**Written task**
Copy the records below exactly as they are written.

**Data for the task**
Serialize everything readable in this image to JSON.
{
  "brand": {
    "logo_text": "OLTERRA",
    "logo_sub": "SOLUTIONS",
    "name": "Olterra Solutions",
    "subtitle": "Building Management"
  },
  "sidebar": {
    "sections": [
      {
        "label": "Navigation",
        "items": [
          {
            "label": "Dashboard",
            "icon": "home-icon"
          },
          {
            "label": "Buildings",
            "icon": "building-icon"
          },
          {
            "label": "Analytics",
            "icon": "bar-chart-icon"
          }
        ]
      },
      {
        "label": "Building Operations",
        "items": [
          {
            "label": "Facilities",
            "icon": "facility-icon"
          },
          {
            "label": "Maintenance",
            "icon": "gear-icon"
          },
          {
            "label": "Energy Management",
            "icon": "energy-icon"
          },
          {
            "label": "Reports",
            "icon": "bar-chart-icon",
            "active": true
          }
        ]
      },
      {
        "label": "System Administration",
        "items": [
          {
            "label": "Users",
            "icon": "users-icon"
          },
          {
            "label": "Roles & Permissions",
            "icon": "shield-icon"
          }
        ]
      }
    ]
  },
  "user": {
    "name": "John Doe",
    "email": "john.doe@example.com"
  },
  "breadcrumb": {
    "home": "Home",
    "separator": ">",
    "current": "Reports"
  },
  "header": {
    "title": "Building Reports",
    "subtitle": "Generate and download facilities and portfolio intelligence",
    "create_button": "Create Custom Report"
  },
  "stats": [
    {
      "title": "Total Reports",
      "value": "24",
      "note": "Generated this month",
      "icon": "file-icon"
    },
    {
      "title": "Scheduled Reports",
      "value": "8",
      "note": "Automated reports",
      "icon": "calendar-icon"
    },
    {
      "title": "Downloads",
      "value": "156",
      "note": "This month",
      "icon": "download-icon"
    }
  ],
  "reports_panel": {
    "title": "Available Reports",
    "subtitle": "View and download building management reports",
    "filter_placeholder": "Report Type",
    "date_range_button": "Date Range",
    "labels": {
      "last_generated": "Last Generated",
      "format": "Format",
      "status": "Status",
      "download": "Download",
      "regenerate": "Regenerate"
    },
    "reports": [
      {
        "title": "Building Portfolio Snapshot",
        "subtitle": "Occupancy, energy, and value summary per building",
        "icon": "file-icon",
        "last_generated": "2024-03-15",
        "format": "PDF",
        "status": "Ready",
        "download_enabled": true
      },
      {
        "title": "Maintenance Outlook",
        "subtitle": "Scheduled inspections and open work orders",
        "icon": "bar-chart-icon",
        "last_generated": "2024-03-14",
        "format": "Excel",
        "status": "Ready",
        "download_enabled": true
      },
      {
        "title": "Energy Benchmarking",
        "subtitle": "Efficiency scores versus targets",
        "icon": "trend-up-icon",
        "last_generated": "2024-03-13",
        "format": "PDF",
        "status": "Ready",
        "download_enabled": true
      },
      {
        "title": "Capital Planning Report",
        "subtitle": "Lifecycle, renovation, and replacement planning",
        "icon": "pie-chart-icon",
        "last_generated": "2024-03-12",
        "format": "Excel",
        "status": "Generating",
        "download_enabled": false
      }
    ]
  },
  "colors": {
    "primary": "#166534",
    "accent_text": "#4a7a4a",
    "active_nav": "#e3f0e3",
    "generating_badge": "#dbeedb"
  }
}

**Completed exercise**
Serialize everything readable in this image to JSON.
{
  "brand": {
    "logo_text": "OLTERRA",
    "logo_sub": "SOLUTIONS",
    "name": "Olterra Solutions",
    "subtitle": "Building Management"
  },
  "sidebar": {
    "sections": [
      {
        "label": "Navigation",
        "items": [
          {
            "label": "Dashboard",
            "icon": "home-icon"
          },
          {
            "label": "Buildings",
            "icon": "building-icon"
          },
          {
            "label": "Analytics",
            "icon": "bar-chart-icon"
          }
        ]
      },
      {
        "label": "Building Operations",
        "items": [
          {
            "label": "Facilities",
            "icon": "facility-icon"
          },
          {
            "label": "Maintenance",
            "icon": "gear-icon"
          },
          {
            "label": "Energy Management",
            "icon": "energy-icon"
          },
          {
            "label": "Reports",
            "icon": "bar-chart-icon",
            "active": true
          }
        ]
      },
      {
        "label": "System Administration",
        "items": [
          {
            "label": "Users",
            "icon": "users-icon"
          },
          {
            "label": "Roles & Permissions",
            "icon": "shield-icon"
          }
        ]
      }
    ]
  },
  "user": {
    "name": "John Doe",
    "email": "john.doe@example.com"
  },
  "breadcrumb": {
    "home": "Home",
    "separator": ">",
    "current": "Reports"
  },
  "header": {
    "title": "Building Reports",
    "subtitle": "Generate and download facilities and portfolio intelligence",
    "create_button": "Create Custom Report"
  },
  "stats": [
    {
      "title": "Total Reports",
      "value": "24",
      "note": "Generated this month",
      "icon": "file-icon"
    },
    {
      "title": "Scheduled Reports",
      "value": "8",
      "note": "Automated reports",
      "icon": "calendar-icon"
    },
    {
      "title": "Downloads",
      "value": "156",
      "note": "This month",
      "icon": "download-icon"
    }
  ],
  "reports_panel": {
    "title": "Available Reports",
    "subtitle": "View and download building management reports",
    "filter_placeholder": "Report Type",
    "date_range_button": "Date Range",
    "labels": {
      "last_generated": "Last Generated",
      "format": "Format",
      "status": "Status",
      "download": "Download",
      "regenerate": "Regenerate"
    },
    "reports": [
      {
        "title": "Building Portfolio Snapshot",
        "subtitle": "Occupancy, energy, and value summary per building",
        "icon": "file-icon",
        "last_generated": "2024-03-15",
        "format": "PDF",
        "status": "Ready",
        "download_enabled": true
      },
      {
        "title": "Maintenance Outlook",
        "subtitle": "Scheduled inspections and open work orders",
        "icon": "bar-chart-icon",
        "last_generated": "2024-03-14",
        "format": "Excel",
        "status": "Ready",
        "download_enabled": true
      },
      {
        "title": "Energy Benchmarking",
        "subtitle": "Efficiency scores versus targets",
        "icon": "trend-up-icon",
        "last_generated": "2024-03-13",
        "format": "PDF",
        "status": "Ready",
        "download_enabled": true
      },
      {
        "title": "Capital Planning Report",
        "subtitle": "Lifecycle, renovation, and replacement planning",
        "icon": "pie-chart-icon",
        "last_generated": "2024-03-12",
        "format": "Excel",
        "status": "Generating",
        "download_enabled": false
      }
    ]
  },
  "colors": {
    "primary": "#166534",
    "accent_text": "#4a7a4a",
    "active_nav": "#e3f0e3",
    "generating_badge": "#dbeedb"
  }
}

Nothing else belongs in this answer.